→ What needs to be done:
Exact reproduction is required for all entries.

→ Provided data:
★ ★ ★ ★

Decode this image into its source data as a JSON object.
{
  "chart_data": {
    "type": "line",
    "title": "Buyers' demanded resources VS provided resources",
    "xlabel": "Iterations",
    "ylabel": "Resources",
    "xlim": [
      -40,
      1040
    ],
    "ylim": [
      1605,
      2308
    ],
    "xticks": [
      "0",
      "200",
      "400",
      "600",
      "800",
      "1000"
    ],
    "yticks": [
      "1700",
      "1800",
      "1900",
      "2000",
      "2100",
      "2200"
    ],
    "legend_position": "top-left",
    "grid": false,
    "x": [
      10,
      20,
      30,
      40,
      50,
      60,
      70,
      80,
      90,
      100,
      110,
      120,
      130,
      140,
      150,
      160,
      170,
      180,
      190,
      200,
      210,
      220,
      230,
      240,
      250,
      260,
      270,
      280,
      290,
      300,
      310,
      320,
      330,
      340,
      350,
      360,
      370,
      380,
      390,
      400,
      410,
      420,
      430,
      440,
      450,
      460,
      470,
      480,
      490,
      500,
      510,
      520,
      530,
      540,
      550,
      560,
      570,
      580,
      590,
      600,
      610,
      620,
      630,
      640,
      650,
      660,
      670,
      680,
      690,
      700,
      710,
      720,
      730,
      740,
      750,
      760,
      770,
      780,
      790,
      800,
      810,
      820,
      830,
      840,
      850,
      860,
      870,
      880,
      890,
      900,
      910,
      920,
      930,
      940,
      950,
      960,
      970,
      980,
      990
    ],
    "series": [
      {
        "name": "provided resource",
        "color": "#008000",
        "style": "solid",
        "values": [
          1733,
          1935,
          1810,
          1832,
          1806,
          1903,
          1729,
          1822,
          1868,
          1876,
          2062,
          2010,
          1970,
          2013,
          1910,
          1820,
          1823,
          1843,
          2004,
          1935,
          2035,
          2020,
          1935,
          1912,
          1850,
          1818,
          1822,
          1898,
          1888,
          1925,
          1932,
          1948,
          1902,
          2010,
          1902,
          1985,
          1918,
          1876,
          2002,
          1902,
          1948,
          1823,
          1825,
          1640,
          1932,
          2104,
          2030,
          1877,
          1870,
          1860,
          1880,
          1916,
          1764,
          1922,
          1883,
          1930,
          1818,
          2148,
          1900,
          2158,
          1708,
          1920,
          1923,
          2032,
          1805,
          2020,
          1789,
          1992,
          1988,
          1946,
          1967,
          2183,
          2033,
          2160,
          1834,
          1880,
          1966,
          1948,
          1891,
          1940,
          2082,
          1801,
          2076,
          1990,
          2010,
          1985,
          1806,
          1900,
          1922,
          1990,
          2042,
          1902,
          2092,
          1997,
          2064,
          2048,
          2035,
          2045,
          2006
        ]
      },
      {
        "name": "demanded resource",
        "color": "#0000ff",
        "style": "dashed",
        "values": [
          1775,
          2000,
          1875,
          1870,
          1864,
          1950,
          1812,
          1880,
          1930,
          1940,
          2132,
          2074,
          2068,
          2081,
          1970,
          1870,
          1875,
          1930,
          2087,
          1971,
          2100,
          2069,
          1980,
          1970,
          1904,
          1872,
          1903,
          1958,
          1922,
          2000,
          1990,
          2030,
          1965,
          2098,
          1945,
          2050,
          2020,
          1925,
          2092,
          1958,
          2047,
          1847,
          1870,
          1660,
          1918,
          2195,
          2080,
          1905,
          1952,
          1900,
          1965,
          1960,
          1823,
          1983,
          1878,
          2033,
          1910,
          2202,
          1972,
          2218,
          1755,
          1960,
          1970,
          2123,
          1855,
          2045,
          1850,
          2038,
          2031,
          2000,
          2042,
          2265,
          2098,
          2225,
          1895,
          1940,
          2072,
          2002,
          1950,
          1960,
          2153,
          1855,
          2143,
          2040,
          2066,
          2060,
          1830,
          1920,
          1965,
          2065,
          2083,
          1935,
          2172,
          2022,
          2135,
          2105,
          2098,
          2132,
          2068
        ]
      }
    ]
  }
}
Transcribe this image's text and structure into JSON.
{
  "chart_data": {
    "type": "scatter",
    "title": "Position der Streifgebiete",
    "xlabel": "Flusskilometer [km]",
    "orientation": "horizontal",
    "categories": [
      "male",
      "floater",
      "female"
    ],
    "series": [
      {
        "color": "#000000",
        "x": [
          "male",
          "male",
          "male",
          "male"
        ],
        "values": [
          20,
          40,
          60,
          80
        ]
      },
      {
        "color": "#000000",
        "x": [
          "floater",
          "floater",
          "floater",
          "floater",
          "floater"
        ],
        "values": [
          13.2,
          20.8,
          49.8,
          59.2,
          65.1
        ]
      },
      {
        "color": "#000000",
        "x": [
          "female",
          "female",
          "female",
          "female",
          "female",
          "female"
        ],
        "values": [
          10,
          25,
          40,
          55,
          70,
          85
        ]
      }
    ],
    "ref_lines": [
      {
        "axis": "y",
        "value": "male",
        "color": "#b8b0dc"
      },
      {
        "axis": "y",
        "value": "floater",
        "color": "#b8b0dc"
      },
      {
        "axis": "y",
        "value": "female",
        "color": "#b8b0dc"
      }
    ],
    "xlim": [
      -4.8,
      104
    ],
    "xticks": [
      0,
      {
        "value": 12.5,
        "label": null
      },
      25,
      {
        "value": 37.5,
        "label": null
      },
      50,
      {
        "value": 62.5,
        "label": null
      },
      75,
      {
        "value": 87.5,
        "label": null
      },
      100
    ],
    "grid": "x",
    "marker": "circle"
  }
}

★ ★ ★ ★

→ Solution to this task:
Decode this image into its source data as a JSON object.
{
  "chart_data": {
    "type": "line",
    "title": "Buyers' demanded resources VS provided resources",
    "xlabel": "Iterations",
    "ylabel": "Resources",
    "xlim": [
      -40,
      1040
    ],
    "ylim": [
      1605,
      2308
    ],
    "xticks": [
      "0",
      "200",
      "400",
      "600",
      "800",
      "1000"
    ],
    "yticks": [
      "1700",
      "1800",
      "1900",
      "2000",
      "2100",
      "2200"
    ],
    "legend_position": "top-left",
    "grid": false,
    "x": [
      10,
      20,
      30,
      40,
      50,
      60,
      70,
      80,
      90,
      100,
      110,
      120,
      130,
      140,
      150,
      160,
      170,
      180,
      190,
      200,
      210,
      220,
      230,
      240,
      250,
      260,
      270,
      280,
      290,
      300,
      310,
      320,
      330,
      340,
      350,
      360,
      370,
      380,
      390,
      400,
      410,
      420,
      430,
      440,
      450,
      460,
      470,
      480,
      490,
      500,
      510,
      520,
      530,
      540,
      550,
      560,
      570,
      580,
      590,
      600,
      610,
      620,
      630,
      640,
      650,
      660,
      670,
      680,
      690,
      700,
      710,
      720,
      730,
      740,
      750,
      760,
      770,
      780,
      790,
      800,
      810,
      820,
      830,
      840,
      850,
      860,
      870,
      880,
      890,
      900,
      910,
      920,
      930,
      940,
      950,
      960,
      970,
      980,
      990
    ],
    "series": [
      {
        "name": "provided resource",
        "color": "#008000",
        "style": "solid",
        "values": [
          1733,
          1935,
          1810,
          1832,
          1806,
          1903,
          1729,
          1822,
          1868,
          1876,
          2062,
          2010,
          1970,
          2013,
          1910,
          1820,
          1823,
          1843,
          2004,
          1935,
          2035,
          2020,
          1935,
          1912,
          1850,
          1818,
          1822,
          1898,
          1888,
          1925,
          1932,
          1948,
          1902,
          2010,
          1902,
          1985,
          1918,
          1876,
          2002,
          1902,
          1948,
          1823,
          1825,
          1640,
          1932,
          2104,
          2030,
          1877,
          1870,
          1860,
          1880,
          1916,
          1764,
          1922,
          1883,
          1930,
          1818,
          2148,
          1900,
          2158,
          1708,
          1920,
          1923,
          2032,
          1805,
          2020,
          1789,
          1992,
          1988,
          1946,
          1967,
          2183,
          2033,
          2160,
          1834,
          1880,
          1966,
          1948,
          1891,
          1940,
          2082,
          1801,
          2076,
          1990,
          2010,
          1985,
          1806,
          1900,
          1922,
          1990,
          2042,
          1902,
          2092,
          1997,
          2064,
          2048,
          2035,
          2045,
          2006
        ]
      },
      {
        "name": "demanded resource",
        "color": "#0000ff",
        "style": "dashed",
        "values": [
          1775,
          2000,
          1875,
          1870,
          1864,
          1950,
          1812,
          1880,
          1930,
          1940,
          2132,
          2074,
          2068,
          2081,
          1970,
          1870,
          1875,
          1930,
          2087,
          1971,
          2100,
          2069,
          1980,
          1970,
          1904,
          1872,
          1903,
          1958,
          1922,
          2000,
          1990,
          2030,
          1965,
          2098,
          1945,
          2050,
          2020,
          1925,
          2092,
          1958,
          2047,
          1847,
          1870,
          1660,
          1918,
          2195,
          2080,
          1905,
          1952,
          1900,
          1965,
          1960,
          1823,
          1983,
          1878,
          2033,
          1910,
          2202,
          1972,
          2218,
          1755,
          1960,
          1970,
          2123,
          1855,
          2045,
          1850,
          2038,
          2031,
          2000,
          2042,
          2265,
          2098,
          2225,
          1895,
          1940,
          2072,
          2002,
          1950,
          1960,
          2153,
          1855,
          2143,
          2040,
          2066,
          2060,
          1830,
          1920,
          1965,
          2065,
          2083,
          1935,
          2172,
          2022,
          2135,
          2105,
          2098,
          2132,
          2068
        ]
      }
    ]
  }
}
Transcribe this image's text and structure into JSON.
{
  "chart_data": {
    "type": "scatter",
    "title": "Position der Streifgebiete",
    "xlabel": "Flusskilometer [km]",
    "orientation": "horizontal",
    "categories": [
      "male",
      "floater",
      "female"
    ],
    "series": [
      {
        "color": "#000000",
        "x": [
          "male",
          "male",
          "male",
          "male"
        ],
        "values": [
          20,
          40,
          60,
          80
        ]
      },
      {
        "color": "#000000",
        "x": [
          "floater",
          "floater",
          "floater",
          "floater",
          "floater"
        ],
        "values": [
          13.2,
          20.8,
          49.8,
          59.2,
          65.1
        ]
      },
      {
        "color": "#000000",
        "x": [
          "female",
          "female",
          "female",
          "female",
          "female",
          "female"
        ],
        "values": [
          10,
          25,
          40,
          55,
          70,
          85
        ]
      }
    ],
    "ref_lines": [
      {
        "axis": "y",
        "value": "male",
        "color": "#b8b0dc"
      },
      {
        "axis": "y",
        "value": "floater",
        "color": "#b8b0dc"
      },
      {
        "axis": "y",
        "value": "female",
        "color": "#b8b0dc"
      }
    ],
    "xlim": [
      -4.8,
      104
    ],
    "xticks": [
      0,
      {
        "value": 12.5,
        "label": null
      },
      25,
      {
        "value": 37.5,
        "label": null
      },
      50,
      {
        "value": 62.5,
        "label": null
      },
      75,
      {
        "value": 87.5,
        "label": null
      },
      100
    ],
    "grid": "x",
    "marker": "circle"
  }
}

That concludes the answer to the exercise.